In the data that follows, count the lines in which the word "africa" occurs, and report that figure alone.

---- Records provided

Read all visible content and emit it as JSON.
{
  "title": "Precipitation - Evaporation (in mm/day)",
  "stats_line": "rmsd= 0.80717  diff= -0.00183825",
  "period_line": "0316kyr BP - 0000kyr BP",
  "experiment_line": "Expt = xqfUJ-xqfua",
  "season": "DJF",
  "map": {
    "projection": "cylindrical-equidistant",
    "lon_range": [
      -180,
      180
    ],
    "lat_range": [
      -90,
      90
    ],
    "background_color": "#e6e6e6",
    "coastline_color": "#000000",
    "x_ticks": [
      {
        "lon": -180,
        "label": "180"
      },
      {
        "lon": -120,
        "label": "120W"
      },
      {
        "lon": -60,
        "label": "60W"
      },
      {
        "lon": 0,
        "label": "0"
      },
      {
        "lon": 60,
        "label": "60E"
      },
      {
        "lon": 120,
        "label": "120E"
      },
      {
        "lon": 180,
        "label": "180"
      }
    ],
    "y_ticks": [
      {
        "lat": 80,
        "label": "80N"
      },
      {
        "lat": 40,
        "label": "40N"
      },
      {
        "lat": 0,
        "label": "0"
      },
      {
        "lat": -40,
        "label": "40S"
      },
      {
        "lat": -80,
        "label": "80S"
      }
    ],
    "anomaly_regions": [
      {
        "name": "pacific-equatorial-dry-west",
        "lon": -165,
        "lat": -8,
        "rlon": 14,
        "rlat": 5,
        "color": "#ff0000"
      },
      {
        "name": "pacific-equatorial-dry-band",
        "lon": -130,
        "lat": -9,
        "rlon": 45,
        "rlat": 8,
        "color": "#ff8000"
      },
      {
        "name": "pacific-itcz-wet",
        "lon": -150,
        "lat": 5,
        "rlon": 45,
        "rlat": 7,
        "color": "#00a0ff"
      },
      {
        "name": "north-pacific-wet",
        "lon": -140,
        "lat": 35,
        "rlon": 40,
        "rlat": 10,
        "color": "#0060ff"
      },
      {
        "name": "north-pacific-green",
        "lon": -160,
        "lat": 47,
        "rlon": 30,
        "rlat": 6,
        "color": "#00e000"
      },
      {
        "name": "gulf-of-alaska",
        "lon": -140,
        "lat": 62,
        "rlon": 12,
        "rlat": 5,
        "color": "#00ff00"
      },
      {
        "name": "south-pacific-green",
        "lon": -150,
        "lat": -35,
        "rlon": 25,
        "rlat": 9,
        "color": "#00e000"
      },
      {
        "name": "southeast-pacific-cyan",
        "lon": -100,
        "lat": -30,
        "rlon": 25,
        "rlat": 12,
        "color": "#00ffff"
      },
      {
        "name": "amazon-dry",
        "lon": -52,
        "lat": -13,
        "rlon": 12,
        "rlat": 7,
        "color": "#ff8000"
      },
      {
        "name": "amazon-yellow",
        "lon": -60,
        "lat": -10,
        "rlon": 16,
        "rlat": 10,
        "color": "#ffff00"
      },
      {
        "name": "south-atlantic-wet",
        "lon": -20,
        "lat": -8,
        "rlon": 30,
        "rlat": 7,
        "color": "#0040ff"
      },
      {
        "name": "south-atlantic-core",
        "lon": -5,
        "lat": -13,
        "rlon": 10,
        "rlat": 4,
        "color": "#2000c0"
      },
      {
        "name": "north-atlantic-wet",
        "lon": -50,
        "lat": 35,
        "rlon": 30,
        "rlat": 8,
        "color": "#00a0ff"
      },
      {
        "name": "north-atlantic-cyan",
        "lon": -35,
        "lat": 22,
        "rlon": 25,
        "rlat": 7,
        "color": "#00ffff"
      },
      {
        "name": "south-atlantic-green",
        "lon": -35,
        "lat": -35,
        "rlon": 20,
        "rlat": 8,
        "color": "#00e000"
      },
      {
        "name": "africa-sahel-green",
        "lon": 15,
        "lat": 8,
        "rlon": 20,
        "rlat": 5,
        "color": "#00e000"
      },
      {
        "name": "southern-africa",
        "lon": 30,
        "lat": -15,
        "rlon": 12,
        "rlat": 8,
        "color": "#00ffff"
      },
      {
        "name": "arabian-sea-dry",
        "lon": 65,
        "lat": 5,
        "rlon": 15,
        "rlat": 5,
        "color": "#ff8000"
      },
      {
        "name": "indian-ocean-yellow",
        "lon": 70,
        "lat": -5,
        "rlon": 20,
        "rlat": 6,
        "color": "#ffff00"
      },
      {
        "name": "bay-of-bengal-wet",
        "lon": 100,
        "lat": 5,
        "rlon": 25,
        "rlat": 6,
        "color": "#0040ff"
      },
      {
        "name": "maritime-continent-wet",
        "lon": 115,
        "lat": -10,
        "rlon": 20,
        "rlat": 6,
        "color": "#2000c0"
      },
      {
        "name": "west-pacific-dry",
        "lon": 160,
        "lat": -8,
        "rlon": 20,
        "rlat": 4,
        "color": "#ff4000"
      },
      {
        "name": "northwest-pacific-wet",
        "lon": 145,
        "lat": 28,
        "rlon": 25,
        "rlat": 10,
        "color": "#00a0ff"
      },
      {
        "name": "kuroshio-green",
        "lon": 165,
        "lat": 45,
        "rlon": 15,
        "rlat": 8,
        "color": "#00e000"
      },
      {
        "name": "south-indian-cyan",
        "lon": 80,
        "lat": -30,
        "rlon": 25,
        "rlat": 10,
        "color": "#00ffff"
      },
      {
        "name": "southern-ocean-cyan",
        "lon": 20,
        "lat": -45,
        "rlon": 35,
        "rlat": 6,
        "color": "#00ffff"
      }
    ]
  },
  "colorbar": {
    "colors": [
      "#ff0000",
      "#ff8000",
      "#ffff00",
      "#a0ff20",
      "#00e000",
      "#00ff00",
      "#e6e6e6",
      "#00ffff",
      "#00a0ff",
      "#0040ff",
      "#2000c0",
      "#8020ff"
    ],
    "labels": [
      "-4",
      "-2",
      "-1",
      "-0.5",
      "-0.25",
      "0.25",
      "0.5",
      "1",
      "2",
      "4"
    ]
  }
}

--------

*Response*
2